--- ENTRIES PROVIDED Enclosed Below ---

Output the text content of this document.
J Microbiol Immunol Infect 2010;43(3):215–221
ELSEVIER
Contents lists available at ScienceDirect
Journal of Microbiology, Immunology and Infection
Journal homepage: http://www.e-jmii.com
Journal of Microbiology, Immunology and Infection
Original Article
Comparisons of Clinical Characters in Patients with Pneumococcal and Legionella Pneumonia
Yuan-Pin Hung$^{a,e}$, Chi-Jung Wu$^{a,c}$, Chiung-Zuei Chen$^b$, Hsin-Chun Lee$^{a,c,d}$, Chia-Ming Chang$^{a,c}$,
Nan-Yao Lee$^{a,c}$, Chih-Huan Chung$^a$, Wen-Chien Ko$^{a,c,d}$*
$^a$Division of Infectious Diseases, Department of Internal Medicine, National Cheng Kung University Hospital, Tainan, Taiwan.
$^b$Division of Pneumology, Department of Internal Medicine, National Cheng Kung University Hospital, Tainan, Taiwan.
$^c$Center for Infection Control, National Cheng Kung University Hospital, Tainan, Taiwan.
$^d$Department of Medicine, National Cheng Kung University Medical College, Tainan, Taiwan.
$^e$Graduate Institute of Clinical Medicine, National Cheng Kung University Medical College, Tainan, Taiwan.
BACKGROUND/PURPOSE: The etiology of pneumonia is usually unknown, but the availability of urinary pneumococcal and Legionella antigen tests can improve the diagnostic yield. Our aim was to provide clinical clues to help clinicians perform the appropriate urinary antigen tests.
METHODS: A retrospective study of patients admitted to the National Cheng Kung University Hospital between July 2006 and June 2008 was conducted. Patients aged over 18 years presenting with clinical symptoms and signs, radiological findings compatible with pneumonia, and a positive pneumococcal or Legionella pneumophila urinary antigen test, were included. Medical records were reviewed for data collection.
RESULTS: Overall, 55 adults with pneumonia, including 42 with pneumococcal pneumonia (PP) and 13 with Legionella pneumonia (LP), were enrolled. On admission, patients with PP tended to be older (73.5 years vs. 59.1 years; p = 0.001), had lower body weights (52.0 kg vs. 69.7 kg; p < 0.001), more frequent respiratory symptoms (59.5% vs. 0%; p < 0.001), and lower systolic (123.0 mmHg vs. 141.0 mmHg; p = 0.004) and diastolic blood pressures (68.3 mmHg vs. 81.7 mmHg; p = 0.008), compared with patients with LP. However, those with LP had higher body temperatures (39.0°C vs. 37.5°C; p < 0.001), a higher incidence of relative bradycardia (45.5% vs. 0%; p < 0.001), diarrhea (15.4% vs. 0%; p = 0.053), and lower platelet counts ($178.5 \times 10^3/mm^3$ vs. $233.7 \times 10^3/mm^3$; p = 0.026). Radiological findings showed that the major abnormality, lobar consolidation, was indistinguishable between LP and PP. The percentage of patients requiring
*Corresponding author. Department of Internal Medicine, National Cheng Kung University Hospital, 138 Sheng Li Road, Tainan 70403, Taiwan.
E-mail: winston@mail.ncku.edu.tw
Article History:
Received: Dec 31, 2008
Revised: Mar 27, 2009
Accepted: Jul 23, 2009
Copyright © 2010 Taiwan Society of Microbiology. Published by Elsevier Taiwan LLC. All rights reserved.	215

--- End of Enclosed ENTRIES PROVIDED ---

* ACTION ITEM:
Looking at the entries above, determine how many lines contain the word "Division" and state only that number.

* SOLUTION TO THE EXERCISE:
2